## start

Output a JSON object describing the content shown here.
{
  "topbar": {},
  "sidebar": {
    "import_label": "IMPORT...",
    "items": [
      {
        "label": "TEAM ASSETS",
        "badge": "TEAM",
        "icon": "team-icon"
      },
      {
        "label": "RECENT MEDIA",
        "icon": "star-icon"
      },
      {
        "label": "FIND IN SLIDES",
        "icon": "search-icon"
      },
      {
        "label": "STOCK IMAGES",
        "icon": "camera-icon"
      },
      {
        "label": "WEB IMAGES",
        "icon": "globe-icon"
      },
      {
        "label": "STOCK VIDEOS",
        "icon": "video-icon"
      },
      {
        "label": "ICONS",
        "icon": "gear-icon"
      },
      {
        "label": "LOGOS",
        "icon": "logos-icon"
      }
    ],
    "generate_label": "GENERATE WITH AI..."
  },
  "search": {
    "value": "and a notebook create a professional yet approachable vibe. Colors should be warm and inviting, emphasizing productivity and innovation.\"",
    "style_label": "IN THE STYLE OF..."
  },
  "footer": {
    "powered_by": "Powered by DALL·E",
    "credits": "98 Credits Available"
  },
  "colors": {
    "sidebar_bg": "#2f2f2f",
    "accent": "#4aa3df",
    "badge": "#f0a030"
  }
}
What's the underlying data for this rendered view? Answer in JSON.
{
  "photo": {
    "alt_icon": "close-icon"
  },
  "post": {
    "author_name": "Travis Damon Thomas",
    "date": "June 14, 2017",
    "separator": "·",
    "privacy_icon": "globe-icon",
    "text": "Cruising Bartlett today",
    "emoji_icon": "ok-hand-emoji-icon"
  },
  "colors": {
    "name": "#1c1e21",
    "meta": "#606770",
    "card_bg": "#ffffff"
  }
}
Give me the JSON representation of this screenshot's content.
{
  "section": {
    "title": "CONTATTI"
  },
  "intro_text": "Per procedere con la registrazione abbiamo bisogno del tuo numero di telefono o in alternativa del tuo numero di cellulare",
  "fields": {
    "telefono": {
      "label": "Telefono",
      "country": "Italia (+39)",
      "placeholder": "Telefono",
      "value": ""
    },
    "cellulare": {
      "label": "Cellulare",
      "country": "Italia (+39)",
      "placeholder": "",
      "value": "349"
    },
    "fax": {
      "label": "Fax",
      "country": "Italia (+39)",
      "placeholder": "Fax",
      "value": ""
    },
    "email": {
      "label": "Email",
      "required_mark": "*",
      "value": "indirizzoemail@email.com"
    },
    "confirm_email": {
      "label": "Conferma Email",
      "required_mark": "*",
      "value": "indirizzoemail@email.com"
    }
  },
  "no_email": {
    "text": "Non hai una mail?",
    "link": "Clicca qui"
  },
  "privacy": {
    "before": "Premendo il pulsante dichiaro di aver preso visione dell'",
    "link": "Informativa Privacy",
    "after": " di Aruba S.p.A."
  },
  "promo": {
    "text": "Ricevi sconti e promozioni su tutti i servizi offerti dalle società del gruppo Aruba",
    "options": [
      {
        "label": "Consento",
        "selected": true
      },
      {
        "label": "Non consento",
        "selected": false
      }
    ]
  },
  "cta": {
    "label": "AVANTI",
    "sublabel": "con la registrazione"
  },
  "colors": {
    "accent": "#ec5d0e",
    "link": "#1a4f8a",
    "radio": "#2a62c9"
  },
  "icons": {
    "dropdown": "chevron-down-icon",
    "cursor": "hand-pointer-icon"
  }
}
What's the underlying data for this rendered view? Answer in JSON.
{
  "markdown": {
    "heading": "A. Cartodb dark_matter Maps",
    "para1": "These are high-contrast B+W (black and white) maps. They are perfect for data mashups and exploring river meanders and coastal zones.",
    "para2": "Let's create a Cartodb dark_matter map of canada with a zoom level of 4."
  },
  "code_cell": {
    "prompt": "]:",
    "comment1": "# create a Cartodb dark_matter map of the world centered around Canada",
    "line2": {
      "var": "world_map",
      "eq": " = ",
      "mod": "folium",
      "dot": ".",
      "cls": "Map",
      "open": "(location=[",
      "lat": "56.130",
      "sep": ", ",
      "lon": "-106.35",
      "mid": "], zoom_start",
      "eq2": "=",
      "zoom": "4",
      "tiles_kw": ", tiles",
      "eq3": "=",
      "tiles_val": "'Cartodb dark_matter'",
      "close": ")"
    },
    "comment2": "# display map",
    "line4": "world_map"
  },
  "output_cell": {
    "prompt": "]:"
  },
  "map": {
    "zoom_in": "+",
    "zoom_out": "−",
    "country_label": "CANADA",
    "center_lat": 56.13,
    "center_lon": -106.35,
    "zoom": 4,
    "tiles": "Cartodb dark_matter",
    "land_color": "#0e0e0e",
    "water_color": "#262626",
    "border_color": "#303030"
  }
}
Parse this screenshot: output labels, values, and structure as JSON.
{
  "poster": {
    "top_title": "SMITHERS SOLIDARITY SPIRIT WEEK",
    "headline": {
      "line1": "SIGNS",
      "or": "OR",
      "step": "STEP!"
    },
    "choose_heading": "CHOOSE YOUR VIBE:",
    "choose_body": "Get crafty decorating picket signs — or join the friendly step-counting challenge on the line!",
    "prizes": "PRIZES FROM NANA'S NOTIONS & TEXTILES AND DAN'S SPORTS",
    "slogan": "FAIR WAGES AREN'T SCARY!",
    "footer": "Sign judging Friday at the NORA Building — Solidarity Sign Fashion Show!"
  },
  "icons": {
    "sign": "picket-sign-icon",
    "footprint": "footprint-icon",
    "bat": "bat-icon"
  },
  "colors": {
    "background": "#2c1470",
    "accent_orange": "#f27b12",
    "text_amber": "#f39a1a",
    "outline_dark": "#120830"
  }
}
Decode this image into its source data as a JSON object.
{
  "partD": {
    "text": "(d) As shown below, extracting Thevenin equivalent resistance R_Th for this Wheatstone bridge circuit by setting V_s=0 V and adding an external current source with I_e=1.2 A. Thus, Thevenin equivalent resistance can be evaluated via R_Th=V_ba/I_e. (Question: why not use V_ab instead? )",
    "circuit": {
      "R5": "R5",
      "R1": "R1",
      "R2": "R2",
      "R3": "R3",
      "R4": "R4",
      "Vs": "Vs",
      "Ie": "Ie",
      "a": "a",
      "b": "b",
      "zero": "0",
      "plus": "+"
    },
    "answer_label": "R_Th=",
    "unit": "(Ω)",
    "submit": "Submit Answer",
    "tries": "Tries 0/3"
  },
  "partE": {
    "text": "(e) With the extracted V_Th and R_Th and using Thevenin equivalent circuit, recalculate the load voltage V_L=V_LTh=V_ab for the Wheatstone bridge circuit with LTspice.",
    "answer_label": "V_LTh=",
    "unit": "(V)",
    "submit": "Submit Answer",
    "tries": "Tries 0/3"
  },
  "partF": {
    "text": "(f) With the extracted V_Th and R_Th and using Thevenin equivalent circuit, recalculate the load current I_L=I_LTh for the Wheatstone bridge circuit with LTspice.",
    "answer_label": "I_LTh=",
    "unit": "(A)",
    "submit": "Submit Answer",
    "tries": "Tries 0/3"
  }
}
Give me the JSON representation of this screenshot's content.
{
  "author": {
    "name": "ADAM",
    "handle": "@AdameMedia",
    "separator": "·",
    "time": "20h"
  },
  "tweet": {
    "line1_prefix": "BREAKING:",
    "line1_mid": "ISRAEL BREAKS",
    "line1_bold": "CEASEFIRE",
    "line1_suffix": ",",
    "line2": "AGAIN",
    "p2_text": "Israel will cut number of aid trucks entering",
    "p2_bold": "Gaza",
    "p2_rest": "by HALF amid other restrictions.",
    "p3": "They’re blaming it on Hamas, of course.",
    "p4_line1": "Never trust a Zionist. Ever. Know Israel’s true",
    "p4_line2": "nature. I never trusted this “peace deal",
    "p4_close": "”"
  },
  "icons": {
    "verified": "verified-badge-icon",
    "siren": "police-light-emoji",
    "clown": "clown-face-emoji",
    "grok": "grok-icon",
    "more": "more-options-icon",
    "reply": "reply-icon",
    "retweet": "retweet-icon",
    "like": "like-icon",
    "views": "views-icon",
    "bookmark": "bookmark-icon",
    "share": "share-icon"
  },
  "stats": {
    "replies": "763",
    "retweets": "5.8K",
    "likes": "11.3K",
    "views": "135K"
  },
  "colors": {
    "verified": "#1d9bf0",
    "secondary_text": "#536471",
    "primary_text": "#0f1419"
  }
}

## end

▸ **Exercise aim**
Check the data for the word "link" and pull out the lines that have it.

▸ **Solution below**
    "link": "Clicca qui"
    "link": "Informativa Privacy",
    "link": "#1a4f8a",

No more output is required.